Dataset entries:
****************************************
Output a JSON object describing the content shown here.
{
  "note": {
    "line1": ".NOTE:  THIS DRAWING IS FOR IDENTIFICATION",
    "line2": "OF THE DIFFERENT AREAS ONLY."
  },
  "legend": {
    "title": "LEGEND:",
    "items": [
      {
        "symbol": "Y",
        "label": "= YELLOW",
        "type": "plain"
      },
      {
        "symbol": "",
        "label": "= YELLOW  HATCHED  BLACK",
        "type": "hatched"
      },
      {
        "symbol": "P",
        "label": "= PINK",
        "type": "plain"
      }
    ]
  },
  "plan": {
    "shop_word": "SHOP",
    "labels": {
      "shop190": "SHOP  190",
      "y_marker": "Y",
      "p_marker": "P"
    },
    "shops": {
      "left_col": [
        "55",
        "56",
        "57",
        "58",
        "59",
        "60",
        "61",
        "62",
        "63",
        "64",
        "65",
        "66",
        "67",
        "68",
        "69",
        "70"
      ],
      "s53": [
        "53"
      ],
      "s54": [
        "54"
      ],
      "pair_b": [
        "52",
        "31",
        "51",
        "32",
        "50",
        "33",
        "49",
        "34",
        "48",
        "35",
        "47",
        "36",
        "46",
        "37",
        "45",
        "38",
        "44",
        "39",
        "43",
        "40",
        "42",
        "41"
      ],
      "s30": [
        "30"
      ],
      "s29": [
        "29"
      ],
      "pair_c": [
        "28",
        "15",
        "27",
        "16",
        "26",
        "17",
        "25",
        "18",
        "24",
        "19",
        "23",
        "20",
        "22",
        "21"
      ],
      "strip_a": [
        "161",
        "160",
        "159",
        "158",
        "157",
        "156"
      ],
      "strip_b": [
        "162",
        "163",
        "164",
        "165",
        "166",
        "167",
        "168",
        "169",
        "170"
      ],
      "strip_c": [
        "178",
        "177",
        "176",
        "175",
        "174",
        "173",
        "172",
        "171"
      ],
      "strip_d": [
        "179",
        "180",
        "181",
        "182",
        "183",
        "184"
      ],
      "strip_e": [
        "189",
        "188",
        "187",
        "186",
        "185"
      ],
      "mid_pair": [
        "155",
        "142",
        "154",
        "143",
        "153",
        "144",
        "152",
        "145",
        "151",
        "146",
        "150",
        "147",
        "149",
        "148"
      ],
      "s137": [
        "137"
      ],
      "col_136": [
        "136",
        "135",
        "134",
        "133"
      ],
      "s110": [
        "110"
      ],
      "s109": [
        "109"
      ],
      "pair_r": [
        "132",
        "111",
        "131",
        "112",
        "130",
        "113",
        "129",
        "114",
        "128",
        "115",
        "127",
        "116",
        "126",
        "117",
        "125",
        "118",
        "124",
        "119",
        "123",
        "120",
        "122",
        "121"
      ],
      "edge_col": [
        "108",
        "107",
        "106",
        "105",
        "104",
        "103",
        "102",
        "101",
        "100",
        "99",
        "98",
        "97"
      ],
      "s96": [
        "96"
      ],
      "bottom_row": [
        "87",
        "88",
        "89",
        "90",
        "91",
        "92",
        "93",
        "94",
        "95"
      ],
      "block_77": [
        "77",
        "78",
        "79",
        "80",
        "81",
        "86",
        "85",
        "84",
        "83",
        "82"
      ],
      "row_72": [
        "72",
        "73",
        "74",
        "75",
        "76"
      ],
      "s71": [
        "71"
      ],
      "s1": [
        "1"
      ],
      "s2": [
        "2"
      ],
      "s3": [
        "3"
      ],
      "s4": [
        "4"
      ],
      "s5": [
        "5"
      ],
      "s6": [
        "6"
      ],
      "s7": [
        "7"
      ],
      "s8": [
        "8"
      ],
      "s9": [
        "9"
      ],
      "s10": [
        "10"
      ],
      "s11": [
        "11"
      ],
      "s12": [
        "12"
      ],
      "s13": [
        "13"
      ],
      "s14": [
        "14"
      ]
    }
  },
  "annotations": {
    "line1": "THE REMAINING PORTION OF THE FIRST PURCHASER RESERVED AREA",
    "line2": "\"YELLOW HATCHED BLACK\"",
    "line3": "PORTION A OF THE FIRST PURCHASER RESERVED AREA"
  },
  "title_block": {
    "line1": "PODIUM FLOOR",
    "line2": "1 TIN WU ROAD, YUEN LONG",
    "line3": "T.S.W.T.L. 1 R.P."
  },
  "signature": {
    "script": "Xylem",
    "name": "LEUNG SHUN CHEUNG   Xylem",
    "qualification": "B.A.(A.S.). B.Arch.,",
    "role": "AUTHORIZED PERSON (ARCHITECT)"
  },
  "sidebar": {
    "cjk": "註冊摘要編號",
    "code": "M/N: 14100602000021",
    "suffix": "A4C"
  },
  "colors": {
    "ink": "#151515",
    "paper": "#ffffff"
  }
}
****************************************
### [Aim]
Write the entire listing out again, word for word.

### [Final result]
Output a JSON object describing the content shown here.
{
  "note": {
    "line1": ".NOTE:  THIS DRAWING IS FOR IDENTIFICATION",
    "line2": "OF THE DIFFERENT AREAS ONLY."
  },
  "legend": {
    "title": "LEGEND:",
    "items": [
      {
        "symbol": "Y",
        "label": "= YELLOW",
        "type": "plain"
      },
      {
        "symbol": "",
        "label": "= YELLOW  HATCHED  BLACK",
        "type": "hatched"
      },
      {
        "symbol": "P",
        "label": "= PINK",
        "type": "plain"
      }
    ]
  },
  "plan": {
    "shop_word": "SHOP",
    "labels": {
      "shop190": "SHOP  190",
      "y_marker": "Y",
      "p_marker": "P"
    },
    "shops": {
      "left_col": [
        "55",
        "56",
        "57",
        "58",
        "59",
        "60",
        "61",
        "62",
        "63",
        "64",
        "65",
        "66",
        "67",
        "68",
        "69",
        "70"
      ],
      "s53": [
        "53"
      ],
      "s54": [
        "54"
      ],
      "pair_b": [
        "52",
        "31",
        "51",
        "32",
        "50",
        "33",
        "49",
        "34",
        "48",
        "35",
        "47",
        "36",
        "46",
        "37",
        "45",
        "38",
        "44",
        "39",
        "43",
        "40",
        "42",
        "41"
      ],
      "s30": [
        "30"
      ],
      "s29": [
        "29"
      ],
      "pair_c": [
        "28",
        "15",
        "27",
        "16",
        "26",
        "17",
        "25",
        "18",
        "24",
        "19",
        "23",
        "20",
        "22",
        "21"
      ],
      "strip_a": [
        "161",
        "160",
        "159",
        "158",
        "157",
        "156"
      ],
      "strip_b": [
        "162",
        "163",
        "164",
        "165",
        "166",
        "167",
        "168",
        "169",
        "170"
      ],
      "strip_c": [
        "178",
        "177",
        "176",
        "175",
        "174",
        "173",
        "172",
        "171"
      ],
      "strip_d": [
        "179",
        "180",
        "181",
        "182",
        "183",
        "184"
      ],
      "strip_e": [
        "189",
        "188",
        "187",
        "186",
        "185"
      ],
      "mid_pair": [
        "155",
        "142",
        "154",
        "143",
        "153",
        "144",
        "152",
        "145",
        "151",
        "146",
        "150",
        "147",
        "149",
        "148"
      ],
      "s137": [
        "137"
      ],
      "col_136": [
        "136",
        "135",
        "134",
        "133"
      ],
      "s110": [
        "110"
      ],
      "s109": [
        "109"
      ],
      "pair_r": [
        "132",
        "111",
        "131",
        "112",
        "130",
        "113",
        "129",
        "114",
        "128",
        "115",
        "127",
        "116",
        "126",
        "117",
        "125",
        "118",
        "124",
        "119",
        "123",
        "120",
        "122",
        "121"
      ],
      "edge_col": [
        "108",
        "107",
        "106",
        "105",
        "104",
        "103",
        "102",
        "101",
        "100",
        "99",
        "98",
        "97"
      ],
      "s96": [
        "96"
      ],
      "bottom_row": [
        "87",
        "88",
        "89",
        "90",
        "91",
        "92",
        "93",
        "94",
        "95"
      ],
      "block_77": [
        "77",
        "78",
        "79",
        "80",
        "81",
        "86",
        "85",
        "84",
        "83",
        "82"
      ],
      "row_72": [
        "72",
        "73",
        "74",
        "75",
        "76"
      ],
      "s71": [
        "71"
      ],
      "s1": [
        "1"
      ],
      "s2": [
        "2"
      ],
      "s3": [
        "3"
      ],
      "s4": [
        "4"
      ],
      "s5": [
        "5"
      ],
      "s6": [
        "6"
      ],
      "s7": [
        "7"
      ],
      "s8": [
        "8"
      ],
      "s9": [
        "9"
      ],
      "s10": [
        "10"
      ],
      "s11": [
        "11"
      ],
      "s12": [
        "12"
      ],
      "s13": [
        "13"
      ],
      "s14": [
        "14"
      ]
    }
  },
  "annotations": {
    "line1": "THE REMAINING PORTION OF THE FIRST PURCHASER RESERVED AREA",
    "line2": "\"YELLOW HATCHED BLACK\"",
    "line3": "PORTION A OF THE FIRST PURCHASER RESERVED AREA"
  },
  "title_block": {
    "line1": "PODIUM FLOOR",
    "line2": "1 TIN WU ROAD, YUEN LONG",
    "line3": "T.S.W.T.L. 1 R.P."
  },
  "signature": {
    "script": "Xylem",
    "name": "LEUNG SHUN CHEUNG   Xylem",
    "qualification": "B.A.(A.S.). B.Arch.,",
    "role": "AUTHORIZED PERSON (ARCHITECT)"
  },
  "sidebar": {
    "cjk": "註冊摘要編號",
    "code": "M/N: 14100602000021",
    "suffix": "A4C"
  },
  "colors": {
    "ink": "#151515",
    "paper": "#ffffff"
  }
}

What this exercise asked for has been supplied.